## [DATA PROVIDED]

• • •

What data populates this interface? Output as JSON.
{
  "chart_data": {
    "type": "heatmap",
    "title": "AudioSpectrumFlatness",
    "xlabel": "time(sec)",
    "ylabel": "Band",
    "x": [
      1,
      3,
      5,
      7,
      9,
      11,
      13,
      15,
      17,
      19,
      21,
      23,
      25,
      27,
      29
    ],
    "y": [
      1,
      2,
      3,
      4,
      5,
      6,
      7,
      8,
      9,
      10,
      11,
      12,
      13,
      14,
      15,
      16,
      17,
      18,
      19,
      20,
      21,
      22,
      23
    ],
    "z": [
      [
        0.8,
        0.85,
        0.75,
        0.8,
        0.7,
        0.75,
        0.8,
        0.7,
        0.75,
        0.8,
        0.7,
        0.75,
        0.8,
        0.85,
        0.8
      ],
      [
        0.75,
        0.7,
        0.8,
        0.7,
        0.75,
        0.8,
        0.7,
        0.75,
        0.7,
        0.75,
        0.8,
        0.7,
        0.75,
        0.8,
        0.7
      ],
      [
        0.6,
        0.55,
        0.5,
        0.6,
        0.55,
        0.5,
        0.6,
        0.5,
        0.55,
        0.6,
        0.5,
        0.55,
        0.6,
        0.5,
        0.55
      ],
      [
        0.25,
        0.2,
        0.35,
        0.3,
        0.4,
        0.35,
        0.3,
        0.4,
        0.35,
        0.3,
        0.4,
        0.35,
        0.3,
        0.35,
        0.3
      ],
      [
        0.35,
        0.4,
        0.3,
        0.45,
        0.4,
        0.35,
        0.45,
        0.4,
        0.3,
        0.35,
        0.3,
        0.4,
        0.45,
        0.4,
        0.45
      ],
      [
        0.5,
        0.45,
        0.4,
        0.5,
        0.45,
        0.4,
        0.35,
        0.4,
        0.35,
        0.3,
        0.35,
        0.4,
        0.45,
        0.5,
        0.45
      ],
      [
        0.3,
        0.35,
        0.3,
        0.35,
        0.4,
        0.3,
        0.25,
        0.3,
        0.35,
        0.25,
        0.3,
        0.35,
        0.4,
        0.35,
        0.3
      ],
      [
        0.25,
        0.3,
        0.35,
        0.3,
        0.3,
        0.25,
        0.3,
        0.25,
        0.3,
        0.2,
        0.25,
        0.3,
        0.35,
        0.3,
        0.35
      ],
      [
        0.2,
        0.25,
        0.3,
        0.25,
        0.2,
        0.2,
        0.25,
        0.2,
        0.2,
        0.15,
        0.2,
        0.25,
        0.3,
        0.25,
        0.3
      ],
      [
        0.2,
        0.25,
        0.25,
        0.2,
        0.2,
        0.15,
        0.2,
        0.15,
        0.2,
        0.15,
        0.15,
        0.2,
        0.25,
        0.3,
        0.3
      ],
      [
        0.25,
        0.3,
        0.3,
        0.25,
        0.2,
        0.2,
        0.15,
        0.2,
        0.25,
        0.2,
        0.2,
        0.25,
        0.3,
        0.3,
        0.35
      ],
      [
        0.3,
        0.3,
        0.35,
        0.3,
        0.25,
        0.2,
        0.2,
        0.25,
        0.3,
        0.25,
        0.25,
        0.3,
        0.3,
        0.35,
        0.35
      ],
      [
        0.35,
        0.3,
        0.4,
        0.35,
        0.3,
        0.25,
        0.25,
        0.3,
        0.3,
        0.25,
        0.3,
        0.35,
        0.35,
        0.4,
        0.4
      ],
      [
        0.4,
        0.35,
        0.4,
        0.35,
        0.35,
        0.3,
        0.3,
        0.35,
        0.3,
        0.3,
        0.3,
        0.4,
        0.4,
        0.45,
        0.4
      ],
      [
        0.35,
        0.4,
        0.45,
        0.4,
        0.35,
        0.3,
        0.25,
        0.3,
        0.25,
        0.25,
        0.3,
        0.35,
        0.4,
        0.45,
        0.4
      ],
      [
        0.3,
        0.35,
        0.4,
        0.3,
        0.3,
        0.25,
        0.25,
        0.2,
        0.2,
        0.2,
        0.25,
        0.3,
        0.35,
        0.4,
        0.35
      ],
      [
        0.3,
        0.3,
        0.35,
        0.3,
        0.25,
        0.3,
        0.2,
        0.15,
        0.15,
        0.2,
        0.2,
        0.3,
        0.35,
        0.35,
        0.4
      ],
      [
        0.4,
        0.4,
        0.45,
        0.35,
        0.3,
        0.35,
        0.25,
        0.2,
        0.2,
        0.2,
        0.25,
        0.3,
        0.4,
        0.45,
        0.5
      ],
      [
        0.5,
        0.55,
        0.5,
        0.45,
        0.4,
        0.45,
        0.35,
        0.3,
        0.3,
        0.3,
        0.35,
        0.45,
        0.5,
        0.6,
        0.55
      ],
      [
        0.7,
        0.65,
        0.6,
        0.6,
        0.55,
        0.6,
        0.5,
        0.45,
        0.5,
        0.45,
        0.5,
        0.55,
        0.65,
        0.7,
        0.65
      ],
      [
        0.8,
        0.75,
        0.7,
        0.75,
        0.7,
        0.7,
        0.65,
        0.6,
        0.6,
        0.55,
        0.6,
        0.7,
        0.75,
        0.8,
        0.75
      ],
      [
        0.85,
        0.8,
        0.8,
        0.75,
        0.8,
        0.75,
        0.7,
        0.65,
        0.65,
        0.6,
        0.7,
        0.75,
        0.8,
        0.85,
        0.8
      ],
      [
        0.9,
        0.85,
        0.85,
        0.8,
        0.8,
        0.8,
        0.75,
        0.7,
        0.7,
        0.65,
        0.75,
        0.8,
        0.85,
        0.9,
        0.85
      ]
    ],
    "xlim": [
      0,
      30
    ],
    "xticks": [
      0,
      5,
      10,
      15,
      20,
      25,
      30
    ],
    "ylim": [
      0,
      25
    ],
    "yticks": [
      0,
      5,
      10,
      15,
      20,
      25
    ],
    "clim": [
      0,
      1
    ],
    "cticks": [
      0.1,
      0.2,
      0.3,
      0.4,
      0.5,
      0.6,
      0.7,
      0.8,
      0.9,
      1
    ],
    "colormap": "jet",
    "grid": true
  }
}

• • •

## [WHAT IS EXPECTED]
Each record above should be returned exactly as it appears.

## [IN RESPONSE]
What data populates this interface? Output as JSON.
{
  "chart_data": {
    "type": "heatmap",
    "title": "AudioSpectrumFlatness",
    "xlabel": "time(sec)",
    "ylabel": "Band",
    "x": [
      1,
      3,
      5,
      7,
      9,
      11,
      13,
      15,
      17,
      19,
      21,
      23,
      25,
      27,
      29
    ],
    "y": [
      1,
      2,
      3,
      4,
      5,
      6,
      7,
      8,
      9,
      10,
      11,
      12,
      13,
      14,
      15,
      16,
      17,
      18,
      19,
      20,
      21,
      22,
      23
    ],
    "z": [
      [
        0.8,
        0.85,
        0.75,
        0.8,
        0.7,
        0.75,
        0.8,
        0.7,
        0.75,
        0.8,
        0.7,
        0.75,
        0.8,
        0.85,
        0.8
      ],
      [
        0.75,
        0.7,
        0.8,
        0.7,
        0.75,
        0.8,
        0.7,
        0.75,
        0.7,
        0.75,
        0.8,
        0.7,
        0.75,
        0.8,
        0.7
      ],
      [
        0.6,
        0.55,
        0.5,
        0.6,
        0.55,
        0.5,
        0.6,
        0.5,
        0.55,
        0.6,
        0.5,
        0.55,
        0.6,
        0.5,
        0.55
      ],
      [
        0.25,
        0.2,
        0.35,
        0.3,
        0.4,
        0.35,
        0.3,
        0.4,
        0.35,
        0.3,
        0.4,
        0.35,
        0.3,
        0.35,
        0.3
      ],
      [
        0.35,
        0.4,
        0.3,
        0.45,
        0.4,
        0.35,
        0.45,
        0.4,
        0.3,
        0.35,
        0.3,
        0.4,
        0.45,
        0.4,
        0.45
      ],
      [
        0.5,
        0.45,
        0.4,
        0.5,
        0.45,
        0.4,
        0.35,
        0.4,
        0.35,
        0.3,
        0.35,
        0.4,
        0.45,
        0.5,
        0.45
      ],
      [
        0.3,
        0.35,
        0.3,
        0.35,
        0.4,
        0.3,
        0.25,
        0.3,
        0.35,
        0.25,
        0.3,
        0.35,
        0.4,
        0.35,
        0.3
      ],
      [
        0.25,
        0.3,
        0.35,
        0.3,
        0.3,
        0.25,
        0.3,
        0.25,
        0.3,
        0.2,
        0.25,
        0.3,
        0.35,
        0.3,
        0.35
      ],
      [
        0.2,
        0.25,
        0.3,
        0.25,
        0.2,
        0.2,
        0.25,
        0.2,
        0.2,
        0.15,
        0.2,
        0.25,
        0.3,
        0.25,
        0.3
      ],
      [
        0.2,
        0.25,
        0.25,
        0.2,
        0.2,
        0.15,
        0.2,
        0.15,
        0.2,
        0.15,
        0.15,
        0.2,
        0.25,
        0.3,
        0.3
      ],
      [
        0.25,
        0.3,
        0.3,
        0.25,
        0.2,
        0.2,
        0.15,
        0.2,
        0.25,
        0.2,
        0.2,
        0.25,
        0.3,
        0.3,
        0.35
      ],
      [
        0.3,
        0.3,
        0.35,
        0.3,
        0.25,
        0.2,
        0.2,
        0.25,
        0.3,
        0.25,
        0.25,
        0.3,
        0.3,
        0.35,
        0.35
      ],
      [
        0.35,
        0.3,
        0.4,
        0.35,
        0.3,
        0.25,
        0.25,
        0.3,
        0.3,
        0.25,
        0.3,
        0.35,
        0.35,
        0.4,
        0.4
      ],
      [
        0.4,
        0.35,
        0.4,
        0.35,
        0.35,
        0.3,
        0.3,
        0.35,
        0.3,
        0.3,
        0.3,
        0.4,
        0.4,
        0.45,
        0.4
      ],
      [
        0.35,
        0.4,
        0.45,
        0.4,
        0.35,
        0.3,
        0.25,
        0.3,
        0.25,
        0.25,
        0.3,
        0.35,
        0.4,
        0.45,
        0.4
      ],
      [
        0.3,
        0.35,
        0.4,
        0.3,
        0.3,
        0.25,
        0.25,
        0.2,
        0.2,
        0.2,
        0.25,
        0.3,
        0.35,
        0.4,
        0.35
      ],
      [
        0.3,
        0.3,
        0.35,
        0.3,
        0.25,
        0.3,
        0.2,
        0.15,
        0.15,
        0.2,
        0.2,
        0.3,
        0.35,
        0.35,
        0.4
      ],
      [
        0.4,
        0.4,
        0.45,
        0.35,
        0.3,
        0.35,
        0.25,
        0.2,
        0.2,
        0.2,
        0.25,
        0.3,
        0.4,
        0.45,
        0.5
      ],
      [
        0.5,
        0.55,
        0.5,
        0.45,
        0.4,
        0.45,
        0.35,
        0.3,
        0.3,
        0.3,
        0.35,
        0.45,
        0.5,
        0.6,
        0.55
      ],
      [
        0.7,
        0.65,
        0.6,
        0.6,
        0.55,
        0.6,
        0.5,
        0.45,
        0.5,
        0.45,
        0.5,
        0.55,
        0.65,
        0.7,
        0.65
      ],
      [
        0.8,
        0.75,
        0.7,
        0.75,
        0.7,
        0.7,
        0.65,
        0.6,
        0.6,
        0.55,
        0.6,
        0.7,
        0.75,
        0.8,
        0.75
      ],
      [
        0.85,
        0.8,
        0.8,
        0.75,
        0.8,
        0.75,
        0.7,
        0.65,
        0.65,
        0.6,
        0.7,
        0.75,
        0.8,
        0.85,
        0.8
      ],
      [
        0.9,
        0.85,
        0.85,
        0.8,
        0.8,
        0.8,
        0.75,
        0.7,
        0.7,
        0.65,
        0.75,
        0.8,
        0.85,
        0.9,
        0.85
      ]
    ],
    "xlim": [
      0,
      30
    ],
    "xticks": [
      0,
      5,
      10,
      15,
      20,
      25,
      30
    ],
    "ylim": [
      0,
      25
    ],
    "yticks": [
      0,
      5,
      10,
      15,
      20,
      25
    ],
    "clim": [
      0,
      1
    ],
    "cticks": [
      0.1,
      0.2,
      0.3,
      0.4,
      0.5,
      0.6,
      0.7,
      0.8,
      0.9,
      1
    ],
    "colormap": "jet",
    "grid": true
  }
}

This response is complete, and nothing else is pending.